● Exercise description: Put every line of the records below into a JSON list of strings, one string per line, leaving out any blank lines.

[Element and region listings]
● ● ● ●
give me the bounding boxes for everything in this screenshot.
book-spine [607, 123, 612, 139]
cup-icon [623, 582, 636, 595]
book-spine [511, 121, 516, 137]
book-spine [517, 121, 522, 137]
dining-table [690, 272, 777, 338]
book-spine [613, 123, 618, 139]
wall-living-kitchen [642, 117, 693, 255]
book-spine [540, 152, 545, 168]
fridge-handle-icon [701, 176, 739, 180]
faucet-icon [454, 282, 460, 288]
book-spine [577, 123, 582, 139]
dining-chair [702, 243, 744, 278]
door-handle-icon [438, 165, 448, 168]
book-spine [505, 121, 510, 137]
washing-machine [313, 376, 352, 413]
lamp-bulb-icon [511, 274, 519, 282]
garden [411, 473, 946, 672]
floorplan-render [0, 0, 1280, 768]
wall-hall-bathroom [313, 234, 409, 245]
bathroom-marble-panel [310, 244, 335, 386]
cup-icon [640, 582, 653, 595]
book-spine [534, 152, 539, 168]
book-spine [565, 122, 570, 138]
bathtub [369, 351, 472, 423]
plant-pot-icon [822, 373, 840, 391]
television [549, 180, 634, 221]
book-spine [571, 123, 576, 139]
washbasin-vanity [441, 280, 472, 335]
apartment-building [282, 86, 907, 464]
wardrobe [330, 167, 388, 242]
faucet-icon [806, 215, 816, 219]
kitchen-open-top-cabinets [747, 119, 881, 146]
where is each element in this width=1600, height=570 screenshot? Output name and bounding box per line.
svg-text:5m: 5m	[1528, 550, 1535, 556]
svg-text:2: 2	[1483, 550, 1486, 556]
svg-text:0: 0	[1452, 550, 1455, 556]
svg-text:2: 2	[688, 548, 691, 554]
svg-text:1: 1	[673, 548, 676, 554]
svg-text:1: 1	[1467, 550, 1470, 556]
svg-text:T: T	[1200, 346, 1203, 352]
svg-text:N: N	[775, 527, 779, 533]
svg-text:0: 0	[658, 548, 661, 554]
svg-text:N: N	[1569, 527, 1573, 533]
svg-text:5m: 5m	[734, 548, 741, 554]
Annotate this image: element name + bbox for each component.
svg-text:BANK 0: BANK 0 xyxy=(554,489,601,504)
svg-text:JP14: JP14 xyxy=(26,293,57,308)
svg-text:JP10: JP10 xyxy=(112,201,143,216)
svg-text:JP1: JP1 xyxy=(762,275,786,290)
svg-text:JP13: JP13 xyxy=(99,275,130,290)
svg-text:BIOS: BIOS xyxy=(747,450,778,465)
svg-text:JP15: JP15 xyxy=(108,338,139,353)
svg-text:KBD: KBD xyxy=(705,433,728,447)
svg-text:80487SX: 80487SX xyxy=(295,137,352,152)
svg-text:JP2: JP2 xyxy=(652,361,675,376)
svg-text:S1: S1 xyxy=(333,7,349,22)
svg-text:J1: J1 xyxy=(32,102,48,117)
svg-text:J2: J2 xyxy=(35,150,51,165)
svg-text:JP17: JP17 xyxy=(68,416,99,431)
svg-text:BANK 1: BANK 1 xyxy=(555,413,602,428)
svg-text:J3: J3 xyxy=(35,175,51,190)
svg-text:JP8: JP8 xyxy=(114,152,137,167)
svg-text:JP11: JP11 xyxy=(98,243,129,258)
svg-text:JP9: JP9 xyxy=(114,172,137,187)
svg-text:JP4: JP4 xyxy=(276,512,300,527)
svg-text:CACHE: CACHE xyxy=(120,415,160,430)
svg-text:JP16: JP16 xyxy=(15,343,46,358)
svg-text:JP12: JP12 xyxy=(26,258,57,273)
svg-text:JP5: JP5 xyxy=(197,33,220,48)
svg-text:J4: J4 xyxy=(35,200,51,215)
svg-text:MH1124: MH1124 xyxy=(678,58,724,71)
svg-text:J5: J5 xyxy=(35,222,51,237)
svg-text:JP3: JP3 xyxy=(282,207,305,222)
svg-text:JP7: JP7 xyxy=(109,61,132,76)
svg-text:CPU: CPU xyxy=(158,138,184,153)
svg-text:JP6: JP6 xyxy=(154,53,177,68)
● ● ● ●
● Reply:
[
  "give me the bounding boxes for everything in this screenshot.",
  "book-spine [607, 123, 612, 139]",
  "cup-icon [623, 582, 636, 595]",
  "book-spine [511, 121, 516, 137]",
  "book-spine [517, 121, 522, 137]",
  "dining-table [690, 272, 777, 338]",
  "book-spine [613, 123, 618, 139]",
  "wall-living-kitchen [642, 117, 693, 255]",
  "book-spine [540, 152, 545, 168]",
  "fridge-handle-icon [701, 176, 739, 180]",
  "faucet-icon [454, 282, 460, 288]",
  "book-spine [577, 123, 582, 139]",
  "dining-chair [702, 243, 744, 278]",
  "door-handle-icon [438, 165, 448, 168]",
  "book-spine [505, 121, 510, 137]",
  "washing-machine [313, 376, 352, 413]",
  "lamp-bulb-icon [511, 274, 519, 282]",
  "garden [411, 473, 946, 672]",
  "floorplan-render [0, 0, 1280, 768]",
  "wall-hall-bathroom [313, 234, 409, 245]",
  "bathroom-marble-panel [310, 244, 335, 386]",
  "cup-icon [640, 582, 653, 595]",
  "book-spine [534, 152, 539, 168]",
  "book-spine [565, 122, 570, 138]",
  "bathtub [369, 351, 472, 423]",
  "plant-pot-icon [822, 373, 840, 391]",
  "television [549, 180, 634, 221]",
  "book-spine [571, 123, 576, 139]",
  "washbasin-vanity [441, 280, 472, 335]",
  "apartment-building [282, 86, 907, 464]",
  "wardrobe [330, 167, 388, 242]",
  "faucet-icon [806, 215, 816, 219]",
  "kitchen-open-top-cabinets [747, 119, 881, 146]",
  "where is each element in this width=1600, height=570 screenshot? Output name and bounding box per line.",
  "svg-text:5m: 5m\t[1528, 550, 1535, 556]",
  "svg-text:2: 2\t[1483, 550, 1486, 556]",
  "svg-text:0: 0\t[1452, 550, 1455, 556]",
  "svg-text:2: 2\t[688, 548, 691, 554]",
  "svg-text:1: 1\t[673, 548, 676, 554]",
  "svg-text:1: 1\t[1467, 550, 1470, 556]",
  "svg-text:T: T\t[1200, 346, 1203, 352]",
  "svg-text:N: N\t[775, 527, 779, 533]",
  "svg-text:0: 0\t[658, 548, 661, 554]",
  "svg-text:N: N\t[1569, 527, 1573, 533]",
  "svg-text:5m: 5m\t[734, 548, 741, 554]",
  "Annotate this image: element name + bbox for each component.",
  "svg-text:BANK 0: BANK 0 xyxy=(554,489,601,504)",
  "svg-text:JP14: JP14 xyxy=(26,293,57,308)",
  "svg-text:JP10: JP10 xyxy=(112,201,143,216)",
  "svg-text:JP1: JP1 xyxy=(762,275,786,290)",
  "svg-text:JP13: JP13 xyxy=(99,275,130,290)",
  "svg-text:BIOS: BIOS xyxy=(747,450,778,465)",
  "svg-text:JP15: JP15 xyxy=(108,338,139,353)",
  "svg-text:KBD: KBD xyxy=(705,433,728,447)",
  "svg-text:80487SX: 80487SX xyxy=(295,137,352,152)",
  "svg-text:JP2: JP2 xyxy=(652,361,675,376)",
  "svg-text:S1: S1 xyxy=(333,7,349,22)",
  "svg-text:J1: J1 xyxy=(32,102,48,117)",
  "svg-text:J2: J2 xyxy=(35,150,51,165)",
  "svg-text:JP17: JP17 xyxy=(68,416,99,431)",
  "svg-text:BANK 1: BANK 1 xyxy=(555,413,602,428)",
  "svg-text:J3: J3 xyxy=(35,175,51,190)",
  "svg-text:JP8: JP8 xyxy=(114,152,137,167)",
  "svg-text:JP11: JP11 xyxy=(98,243,129,258)",
  "svg-text:JP9: JP9 xyxy=(114,172,137,187)",
  "svg-text:JP4: JP4 xyxy=(276,512,300,527)",
  "svg-text:CACHE: CACHE xyxy=(120,415,160,430)",
  "svg-text:JP16: JP16 xyxy=(15,343,46,358)",
  "svg-text:JP12: JP12 xyxy=(26,258,57,273)",
  "svg-text:JP5: JP5 xyxy=(197,33,220,48)",
  "svg-text:J4: J4 xyxy=(35,200,51,215)",
  "svg-text:MH1124: MH1124 xyxy=(678,58,724,71)",
  "svg-text:J5: J5 xyxy=(35,222,51,237)",
  "svg-text:JP3: JP3 xyxy=(282,207,305,222)",
  "svg-text:JP7: JP7 xyxy=(109,61,132,76)",
  "svg-text:CPU: CPU xyxy=(158,138,184,153)",
  "svg-text:JP6: JP6 xyxy=(154,53,177,68)"
]